Work to do => Find each line with the string "augmented" and report it.

(Saved data entries)
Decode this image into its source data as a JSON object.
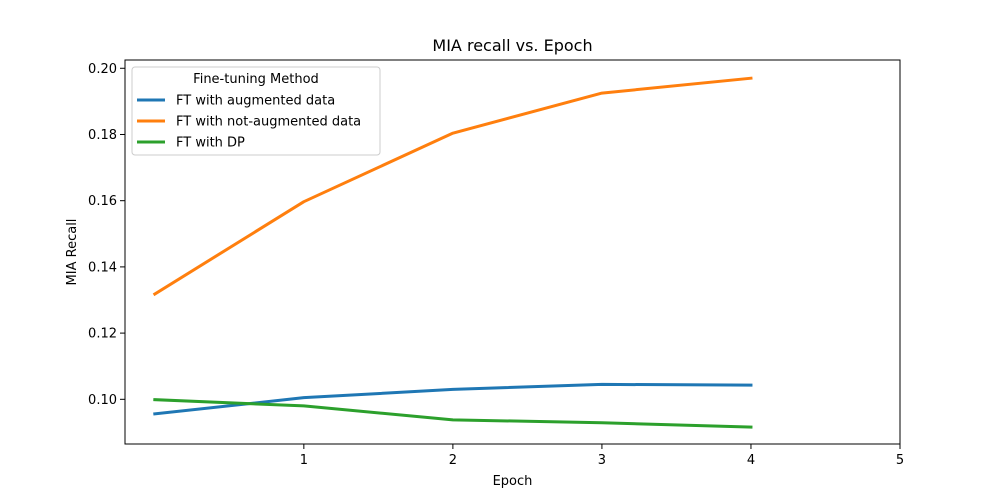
{
  "chart_data": {
    "type": "line",
    "title": "MIA recall  vs. Epoch",
    "xlabel": "Epoch",
    "ylabel": "MIA Recall",
    "xlim": [
      -0.2,
      5.0
    ],
    "ylim": [
      0.0865,
      0.2025
    ],
    "x_ticks": [
      1,
      2,
      3,
      4,
      5
    ],
    "y_ticks": [
      0.1,
      0.12,
      0.14,
      0.16,
      0.18,
      0.2
    ],
    "x_tick_labels": [
      "1",
      "2",
      "3",
      "4",
      "5"
    ],
    "y_tick_labels": [
      "0.10",
      "0.12",
      "0.14",
      "0.16",
      "0.18",
      "0.20"
    ],
    "grid": false,
    "legend": {
      "title": "Fine-tuning Method",
      "placement": "upper-left"
    },
    "x": [
      0,
      1,
      2,
      3,
      4
    ],
    "series": [
      {
        "name": "FT with augmented data",
        "color": "#1f77b4",
        "values": [
          0.0956,
          0.1005,
          0.103,
          0.1045,
          0.1043
        ]
      },
      {
        "name": "FT with not-augmented data",
        "color": "#ff7f0e",
        "values": [
          0.1318,
          0.1597,
          0.1804,
          0.1925,
          0.197
        ]
      },
      {
        "name": "FT with DP",
        "color": "#2ca02c",
        "values": [
          0.0999,
          0.098,
          0.0938,
          0.0929,
          0.0916
        ]
      }
    ]
  }
}
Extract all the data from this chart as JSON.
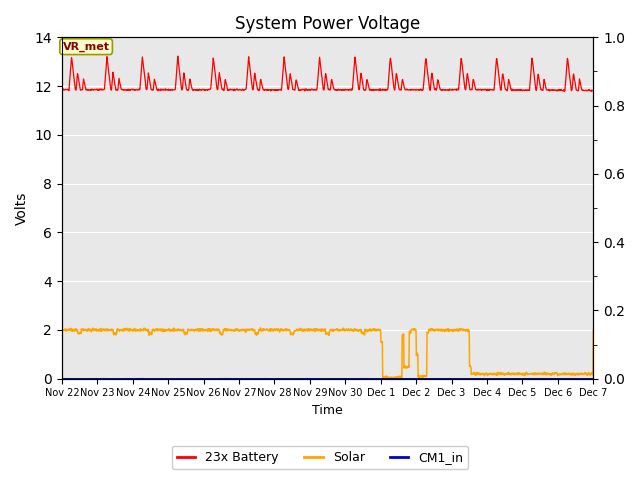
{
  "title": "System Power Voltage",
  "xlabel": "Time",
  "ylabel": "Volts",
  "ylim_left": [
    0,
    14
  ],
  "ylim_right": [
    0.0,
    1.0
  ],
  "yticks_left": [
    0,
    2,
    4,
    6,
    8,
    10,
    12,
    14
  ],
  "yticks_right": [
    0.0,
    0.2,
    0.4,
    0.6,
    0.8,
    1.0
  ],
  "background_color": "#e8e8e8",
  "fig_background": "#ffffff",
  "grid_color": "#ffffff",
  "annotation_text": "VR_met",
  "annotation_color": "#8b0000",
  "annotation_bg": "#ffffcc",
  "annotation_edge": "#999900",
  "line_colors": {
    "battery": "#ff0000",
    "solar": "#ffa500",
    "cm1": "#0000cd"
  },
  "legend_labels": [
    "23x Battery",
    "Solar",
    "CM1_in"
  ],
  "xtick_labels": [
    "Nov 22",
    "Nov 23",
    "Nov 24",
    "Nov 25",
    "Nov 26",
    "Nov 27",
    "Nov 28",
    "Nov 29",
    "Nov 30",
    "Dec 1",
    "Dec 2",
    "Dec 3",
    "Dec 4",
    "Dec 5",
    "Dec 6",
    "Dec 7"
  ],
  "n_days": 15
}
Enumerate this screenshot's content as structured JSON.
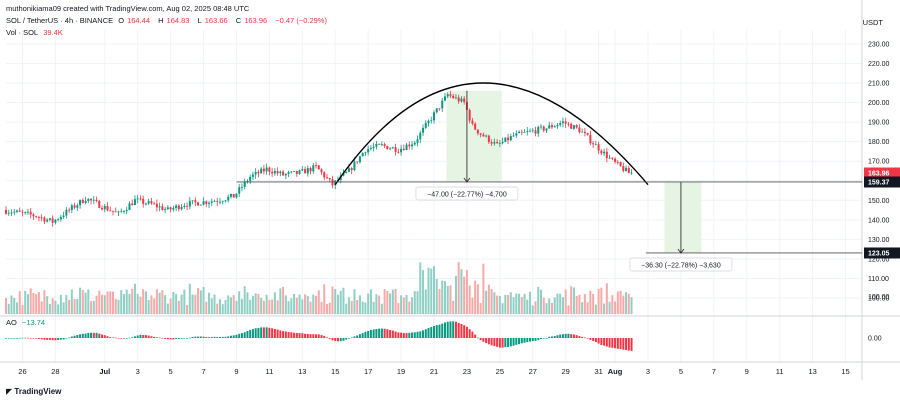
{
  "header": {
    "attribution": "muthonikiama09 created with TradingView.com, Aug 02, 2025 08:48 UTC",
    "symbol": "SOL / TetherUS · 4h · BINANCE",
    "open_label": "O",
    "open": "164.44",
    "high_label": "H",
    "high": "164.83",
    "low_label": "L",
    "low": "163.66",
    "close_label": "C",
    "close": "163.96",
    "change": "−0.47 (−0.29%)",
    "vol_label": "Vol · SOL",
    "vol_value": "39.4K",
    "ao_label": "AO",
    "ao_value": "−13.74",
    "currency": "USDT"
  },
  "footer": {
    "logo_text": "TradingView"
  },
  "colors": {
    "up": "#089981",
    "down": "#f23645",
    "vol_up": "#8fcfc5",
    "vol_down": "#f7a9a7",
    "box": "#e6f4e4",
    "grid": "#f0f3fa",
    "axis_text": "#131722",
    "line": "#000000"
  },
  "chart_data": {
    "type": "candlestick",
    "symbol": "SOL/USDT",
    "interval": "4h",
    "price_axis": {
      "ticks": [
        100,
        110,
        120,
        130,
        140,
        150,
        160,
        170,
        180,
        190,
        200,
        210,
        220,
        230
      ],
      "tick_labels": [
        "100.00",
        "110.00",
        "120.00",
        "130.00",
        "140.00",
        "150.00",
        "160.00",
        "170.00",
        "180.00",
        "190.00",
        "200.00",
        "210.00",
        "220.00",
        "230.00"
      ],
      "visible_range": [
        99,
        232
      ]
    },
    "time_axis": {
      "start": "2025-06-25",
      "end": "2025-08-16",
      "ticks": [
        {
          "date": "2025-06-26",
          "label": "26"
        },
        {
          "date": "2025-06-28",
          "label": "28"
        },
        {
          "date": "2025-07-01",
          "label": "Jul"
        },
        {
          "date": "2025-07-03",
          "label": "3"
        },
        {
          "date": "2025-07-05",
          "label": "5"
        },
        {
          "date": "2025-07-07",
          "label": "7"
        },
        {
          "date": "2025-07-09",
          "label": "9"
        },
        {
          "date": "2025-07-11",
          "label": "11"
        },
        {
          "date": "2025-07-13",
          "label": "13"
        },
        {
          "date": "2025-07-15",
          "label": "15"
        },
        {
          "date": "2025-07-17",
          "label": "17"
        },
        {
          "date": "2025-07-19",
          "label": "19"
        },
        {
          "date": "2025-07-21",
          "label": "21"
        },
        {
          "date": "2025-07-23",
          "label": "23"
        },
        {
          "date": "2025-07-25",
          "label": "25"
        },
        {
          "date": "2025-07-27",
          "label": "27"
        },
        {
          "date": "2025-07-29",
          "label": "29"
        },
        {
          "date": "2025-07-31",
          "label": "31"
        },
        {
          "date": "2025-08-01",
          "label": "Aug"
        },
        {
          "date": "2025-08-03",
          "label": "3"
        },
        {
          "date": "2025-08-05",
          "label": "5"
        },
        {
          "date": "2025-08-07",
          "label": "7"
        },
        {
          "date": "2025-08-09",
          "label": "9"
        },
        {
          "date": "2025-08-11",
          "label": "11"
        },
        {
          "date": "2025-08-13",
          "label": "13"
        },
        {
          "date": "2025-08-15",
          "label": "15"
        }
      ]
    },
    "price_path": [
      [
        "2025-06-25",
        145
      ],
      [
        "2025-06-27",
        142
      ],
      [
        "2025-06-28",
        139
      ],
      [
        "2025-06-30",
        151
      ],
      [
        "2025-07-01",
        147
      ],
      [
        "2025-07-02",
        143
      ],
      [
        "2025-07-03",
        150
      ],
      [
        "2025-07-04",
        148
      ],
      [
        "2025-07-05",
        145
      ],
      [
        "2025-07-06",
        148
      ],
      [
        "2025-07-08",
        150
      ],
      [
        "2025-07-09",
        152
      ],
      [
        "2025-07-10",
        162
      ],
      [
        "2025-07-11",
        166
      ],
      [
        "2025-07-12",
        163
      ],
      [
        "2025-07-13",
        164
      ],
      [
        "2025-07-14",
        167
      ],
      [
        "2025-07-15",
        158
      ],
      [
        "2025-07-16",
        165
      ],
      [
        "2025-07-17",
        176
      ],
      [
        "2025-07-18",
        178
      ],
      [
        "2025-07-19",
        176
      ],
      [
        "2025-07-20",
        180
      ],
      [
        "2025-07-21",
        192
      ],
      [
        "2025-07-22",
        204
      ],
      [
        "2025-07-23",
        200
      ],
      [
        "2025-07-23T12:00",
        188
      ],
      [
        "2025-07-24",
        184
      ],
      [
        "2025-07-25",
        178
      ],
      [
        "2025-07-26",
        183
      ],
      [
        "2025-07-27",
        185
      ],
      [
        "2025-07-28",
        187
      ],
      [
        "2025-07-29",
        190
      ],
      [
        "2025-07-30",
        186
      ],
      [
        "2025-07-31",
        178
      ],
      [
        "2025-08-01",
        170
      ],
      [
        "2025-08-02",
        164
      ]
    ],
    "last_price": {
      "value": 163.96,
      "label": "163.96"
    },
    "support_level": {
      "value": 159.37,
      "label": "159.37"
    },
    "target_level": {
      "value": 123.05,
      "label": "123.05"
    },
    "arc": {
      "start": [
        "2025-07-15",
        158
      ],
      "peak": [
        "2025-07-24",
        210
      ],
      "end": [
        "2025-08-03",
        158
      ]
    },
    "measure_1": {
      "from": [
        "2025-07-22",
        206
      ],
      "to": [
        "2025-07-22",
        159.37
      ],
      "label": "−47.00 (−22.77%) −4,700"
    },
    "measure_2": {
      "from": [
        "2025-08-05",
        159.37
      ],
      "to": [
        "2025-08-05",
        123.05
      ],
      "label": "−36.30 (−22.78%) −3,630"
    },
    "volume_axis": {
      "tick_label": "100.00"
    },
    "ao_axis": {
      "tick_label": "0.00"
    }
  }
}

Complete response =>
        "name": "FT with augmented data",
        "name": "FT with not-augmented data",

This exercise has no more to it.